▶ Source document:
○ ○ ○

Middleton et al evaluated the accuracy and repeatability of VAT, ASAT and thigh muscle quantification by comparing with manual segmentation on 20 subjects.64 Due to the laborious work with manual segmentation, 15 two-dimensional axial slices were manually segmented in the abdominal region for VAT and ASAT and 5 slices over the thigh muscles. For repeatability assessment, the subjects were scanned three times, with the subject remaining in the same position on the scan table between scans 1 and 2 and with the subject removed from the table between scans 2 and 3. The intraexamination (scans 1–2) repeatability test obtained a CV of 3.3 per cent for VAT, 2.2 per cent for ASAT and 1.5 per cent for total thigh muscle volume. For the inter-examination test (scans 2–3), the CVs were 3.6, 2. 6 and 1.5 per cent for VAT, ASAT and thigh muscle volume, respectively. Good agreement with the manual measurements in the 20 slices was observed for all measurements. Neither the slopes nor the intercepts of the regression lines were significantly different from those of the identity lines.
Test–retest repeatability of muscle quantification of left and right abdominal muscles, left and right, anterior and posterior thigh muscles and left and right lower limb muscles, as well as accuracy of lower leg muscle quantification, were evaluated by Thomas et al 65 comparing the method above with manual segmentation. The study included 15 subjects of each gender, ranging from normal weight to obese. Each subject was scanned twice with at least 20 min interval, during which the subject left the scanner room. The intraclass correlation (ICC) between the first and second scan was almost perfect (between 0.99 and 1.0) for all muscle groups. The 95 per cent LoA ranged from −0.04 to 0.02 L for the posterior thigh muscles to −0.15 to 0.08 L for the left lower limb. The lowest accuracy for the lower limbs was a bias of −0.08 L with 95 per cent LoA of −0.25 to 0.09 L.
Test–retest repeatability of measurements of VAT and ASAT volumes and volumes and fat infiltration of left and right posterior and anterior thigh muscles, lower leg muscles and abdominal muscles were evaluated by West et al on 36 sedentary postmenopausal women.66 Each subject was scanned twice, and the subjects were removed from the scanner room between the acquisitions. The intraexamination CV was 1.54 per cent for VAT, 1.06 per cent for ASAT, 0.8–1.9 per cent for volumes of muscle groups (thigh, lower leg and abdomen) and 2.3–7.0 per cent for individual muscle volumes. The 95 per cent LoA was −0.13 to 0.10 L for VAT, −0.38 to 0.29 L for ASAT. The LoA for liver PDFF were within ±1.9 per cent, and for muscle fat infiltration, they were within ±2.06 per cent for muscle groups and within ±5.13 per cent for individual muscles.
The method’s reproducibility of fat-free muscle volume quantification between 1.5 T and 3 T MR scanners, as well as the agreement with manual segmentation, was investigated on 11 different muscle groups.47 The ICC between the automated method and manual measurements was at least 0.97 for all muscle groups except in the arms. Except for the arms, the ICC between 1.5 T and 3 T data ranged from 0.97 (left lower leg) to 1.00 (left posterior thigh) with a mean difference volume ranging from 0.39 L (95 per cent LoA 0.01 to 0.77 L) (left abdomen) to 0.0 L (95 per cent LoA −0.10 to 0.09 L) (right lower leg). The muscles of the arms had worse accuracy and reproducibility due to difficulties to include the arms in the field of view.

○ ○ ○

▶ Records supplied:
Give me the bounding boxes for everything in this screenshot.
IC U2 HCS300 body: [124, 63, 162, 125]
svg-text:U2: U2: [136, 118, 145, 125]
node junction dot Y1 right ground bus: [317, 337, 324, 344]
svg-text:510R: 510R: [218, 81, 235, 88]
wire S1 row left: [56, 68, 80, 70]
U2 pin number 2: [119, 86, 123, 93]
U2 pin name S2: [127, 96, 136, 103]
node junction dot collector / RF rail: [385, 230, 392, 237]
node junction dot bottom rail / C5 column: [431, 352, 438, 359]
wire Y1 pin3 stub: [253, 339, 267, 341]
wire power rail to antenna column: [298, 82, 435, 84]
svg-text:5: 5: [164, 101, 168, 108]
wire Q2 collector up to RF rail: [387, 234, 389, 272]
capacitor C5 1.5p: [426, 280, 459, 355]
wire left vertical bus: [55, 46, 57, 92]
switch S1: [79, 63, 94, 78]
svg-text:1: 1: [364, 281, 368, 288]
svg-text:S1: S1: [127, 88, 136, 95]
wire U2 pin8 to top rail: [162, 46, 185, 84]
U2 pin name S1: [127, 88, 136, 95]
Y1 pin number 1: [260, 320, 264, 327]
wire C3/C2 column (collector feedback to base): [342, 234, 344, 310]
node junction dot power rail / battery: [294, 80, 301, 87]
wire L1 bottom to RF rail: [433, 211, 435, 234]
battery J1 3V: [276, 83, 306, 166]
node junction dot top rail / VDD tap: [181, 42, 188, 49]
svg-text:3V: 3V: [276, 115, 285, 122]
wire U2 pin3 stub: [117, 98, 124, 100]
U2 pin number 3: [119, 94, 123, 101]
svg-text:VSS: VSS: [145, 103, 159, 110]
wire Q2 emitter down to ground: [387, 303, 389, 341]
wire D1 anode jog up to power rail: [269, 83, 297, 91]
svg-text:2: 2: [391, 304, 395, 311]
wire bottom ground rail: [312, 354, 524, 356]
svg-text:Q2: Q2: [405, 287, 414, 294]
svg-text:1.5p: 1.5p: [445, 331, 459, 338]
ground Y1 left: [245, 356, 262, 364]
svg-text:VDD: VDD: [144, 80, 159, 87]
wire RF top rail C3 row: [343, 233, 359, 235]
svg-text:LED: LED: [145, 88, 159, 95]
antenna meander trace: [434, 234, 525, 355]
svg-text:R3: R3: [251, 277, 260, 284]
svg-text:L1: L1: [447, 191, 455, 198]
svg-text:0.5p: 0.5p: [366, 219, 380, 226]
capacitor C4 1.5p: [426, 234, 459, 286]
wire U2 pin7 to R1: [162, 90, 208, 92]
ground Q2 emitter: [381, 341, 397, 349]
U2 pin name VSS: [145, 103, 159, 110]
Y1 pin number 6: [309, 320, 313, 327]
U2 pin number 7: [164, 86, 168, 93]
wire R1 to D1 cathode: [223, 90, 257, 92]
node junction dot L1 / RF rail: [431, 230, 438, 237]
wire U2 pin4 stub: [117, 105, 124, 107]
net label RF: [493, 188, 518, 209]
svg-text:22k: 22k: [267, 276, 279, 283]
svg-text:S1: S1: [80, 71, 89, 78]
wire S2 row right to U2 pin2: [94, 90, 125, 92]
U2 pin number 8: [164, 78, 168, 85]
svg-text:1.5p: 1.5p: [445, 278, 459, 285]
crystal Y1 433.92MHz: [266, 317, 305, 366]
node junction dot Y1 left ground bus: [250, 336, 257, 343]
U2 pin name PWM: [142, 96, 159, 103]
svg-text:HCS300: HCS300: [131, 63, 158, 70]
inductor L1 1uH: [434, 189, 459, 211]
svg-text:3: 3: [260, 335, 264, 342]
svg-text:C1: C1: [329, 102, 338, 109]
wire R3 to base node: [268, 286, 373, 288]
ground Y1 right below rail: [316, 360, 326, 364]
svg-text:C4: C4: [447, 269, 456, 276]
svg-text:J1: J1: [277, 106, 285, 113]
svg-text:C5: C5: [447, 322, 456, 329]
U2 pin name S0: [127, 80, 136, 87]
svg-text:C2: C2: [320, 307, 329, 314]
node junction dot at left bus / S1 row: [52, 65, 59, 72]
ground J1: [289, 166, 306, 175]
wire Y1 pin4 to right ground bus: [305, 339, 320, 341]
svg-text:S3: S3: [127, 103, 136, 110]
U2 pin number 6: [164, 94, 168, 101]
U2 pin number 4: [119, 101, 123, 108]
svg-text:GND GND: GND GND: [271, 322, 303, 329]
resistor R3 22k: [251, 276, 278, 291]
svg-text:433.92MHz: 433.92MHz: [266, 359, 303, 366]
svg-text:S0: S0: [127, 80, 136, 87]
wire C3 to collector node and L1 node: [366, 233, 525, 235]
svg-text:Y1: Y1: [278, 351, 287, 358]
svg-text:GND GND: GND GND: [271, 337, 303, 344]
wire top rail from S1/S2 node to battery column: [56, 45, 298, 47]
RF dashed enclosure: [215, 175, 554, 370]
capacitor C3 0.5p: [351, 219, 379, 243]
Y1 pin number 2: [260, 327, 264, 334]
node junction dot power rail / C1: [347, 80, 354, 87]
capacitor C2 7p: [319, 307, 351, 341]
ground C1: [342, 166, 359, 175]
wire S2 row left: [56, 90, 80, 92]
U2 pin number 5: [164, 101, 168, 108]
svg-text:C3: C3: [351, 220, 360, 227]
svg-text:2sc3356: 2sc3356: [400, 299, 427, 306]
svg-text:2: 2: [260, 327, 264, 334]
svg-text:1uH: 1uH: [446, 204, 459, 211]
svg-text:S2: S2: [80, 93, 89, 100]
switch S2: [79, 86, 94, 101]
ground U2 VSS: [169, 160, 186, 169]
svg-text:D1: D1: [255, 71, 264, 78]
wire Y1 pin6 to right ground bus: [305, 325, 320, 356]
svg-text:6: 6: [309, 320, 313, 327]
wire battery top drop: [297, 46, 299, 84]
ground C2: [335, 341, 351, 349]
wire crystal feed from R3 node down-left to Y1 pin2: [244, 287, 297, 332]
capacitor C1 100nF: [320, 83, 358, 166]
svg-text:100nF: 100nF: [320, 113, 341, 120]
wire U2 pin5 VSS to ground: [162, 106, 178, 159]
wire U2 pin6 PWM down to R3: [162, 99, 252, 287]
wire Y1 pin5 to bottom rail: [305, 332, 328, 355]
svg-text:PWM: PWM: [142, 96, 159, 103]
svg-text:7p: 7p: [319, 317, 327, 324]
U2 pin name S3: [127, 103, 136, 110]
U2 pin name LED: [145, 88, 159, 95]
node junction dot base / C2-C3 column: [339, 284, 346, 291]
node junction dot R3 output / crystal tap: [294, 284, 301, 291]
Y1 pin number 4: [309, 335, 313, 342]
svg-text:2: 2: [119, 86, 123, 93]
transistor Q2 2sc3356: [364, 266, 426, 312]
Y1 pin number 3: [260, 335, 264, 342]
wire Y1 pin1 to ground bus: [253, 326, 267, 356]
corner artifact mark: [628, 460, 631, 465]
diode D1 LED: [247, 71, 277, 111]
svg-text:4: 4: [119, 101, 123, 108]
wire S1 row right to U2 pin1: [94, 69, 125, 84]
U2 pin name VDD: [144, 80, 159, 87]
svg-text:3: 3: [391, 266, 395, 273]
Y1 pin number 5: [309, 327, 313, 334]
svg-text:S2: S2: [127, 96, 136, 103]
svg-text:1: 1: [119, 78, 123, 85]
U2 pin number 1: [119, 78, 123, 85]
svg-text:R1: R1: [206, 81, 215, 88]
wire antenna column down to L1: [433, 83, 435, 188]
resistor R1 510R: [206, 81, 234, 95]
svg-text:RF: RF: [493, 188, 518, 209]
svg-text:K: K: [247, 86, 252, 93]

○ ○ ○

▶ Instructions to follow:
Return the passage on muscle and fat volume measurement verbatim, between "The method’s reproducibility" and "field of view.", inclusive.

▶ Completed exercise:
The method’s reproducibility of fat-free muscle volume quantification between 1.5 T and 3 T MR scanners, as well as the agreement with manual segmentation, was investigated on 11 different muscle groups.47 The ICC between the automated method and manual measurements was at least 0.97 for all muscle groups except in the arms. Except for the arms, the ICC between 1.5 T and 3 T data ranged from 0.97 (left lower leg) to 1.00 (left posterior thigh) with a mean difference volume ranging from 0.39 L (95 per cent LoA 0.01 to 0.77 L) (left abdomen) to 0.0 L (95 per cent LoA −0.10 to 0.09 L) (right lower leg). The muscles of the arms had worse accuracy and reproducibility due to difficulties to include the arms in the field of view.